**Given instruction**
Copy out the listing that follows, exactly, without its pictures.

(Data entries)
##########
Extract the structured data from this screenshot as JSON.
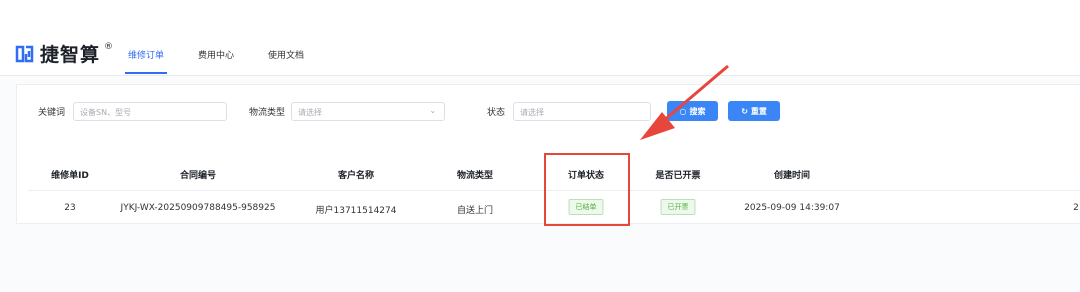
{
  "brand": {
    "name": "捷智算",
    "reg_mark": "®",
    "color": "#2f6df6"
  },
  "nav": {
    "tabs": [
      {
        "label": "维修订单",
        "active": true
      },
      {
        "label": "费用中心",
        "active": false
      },
      {
        "label": "使用文档",
        "active": false
      }
    ]
  },
  "filters": {
    "keyword_label": "关键词",
    "keyword_placeholder": "设备SN、型号",
    "logistics_label": "物流类型",
    "logistics_placeholder": "请选择",
    "status_label": "状态",
    "status_placeholder": "请选择",
    "search_label": "搜索",
    "reset_label": "重置"
  },
  "table": {
    "columns": [
      "维修单ID",
      "合同编号",
      "客户名称",
      "物流类型",
      "订单状态",
      "是否已开票",
      "创建时间"
    ],
    "rows": [
      {
        "id": "23",
        "contract": "JYKJ-WX-20250909788495-958925",
        "customer": "用户13711514274",
        "logistics": "自送上门",
        "order_status": "已结单",
        "invoiced": "已开票",
        "created": "2025-09-09 14:39:07",
        "overflow": "2"
      }
    ]
  },
  "colors": {
    "accent": "#3a86f7",
    "tag_green": "#52b040",
    "annotation_red": "#e8453c"
  }
}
##########
**Response to this task**
Extract the structured data from this screenshot as JSON.
{
  "brand": {
    "name": "捷智算",
    "reg_mark": "®",
    "color": "#2f6df6"
  },
  "nav": {
    "tabs": [
      {
        "label": "维修订单",
        "active": true
      },
      {
        "label": "费用中心",
        "active": false
      },
      {
        "label": "使用文档",
        "active": false
      }
    ]
  },
  "filters": {
    "keyword_label": "关键词",
    "keyword_placeholder": "设备SN、型号",
    "logistics_label": "物流类型",
    "logistics_placeholder": "请选择",
    "status_label": "状态",
    "status_placeholder": "请选择",
    "search_label": "搜索",
    "reset_label": "重置"
  },
  "table": {
    "columns": [
      "维修单ID",
      "合同编号",
      "客户名称",
      "物流类型",
      "订单状态",
      "是否已开票",
      "创建时间"
    ],
    "rows": [
      {
        "id": "23",
        "contract": "JYKJ-WX-20250909788495-958925",
        "customer": "用户13711514274",
        "logistics": "自送上门",
        "order_status": "已结单",
        "invoiced": "已开票",
        "created": "2025-09-09 14:39:07",
        "overflow": "2"
      }
    ]
  },
  "colors": {
    "accent": "#3a86f7",
    "tag_green": "#52b040",
    "annotation_red": "#e8453c"
  }
}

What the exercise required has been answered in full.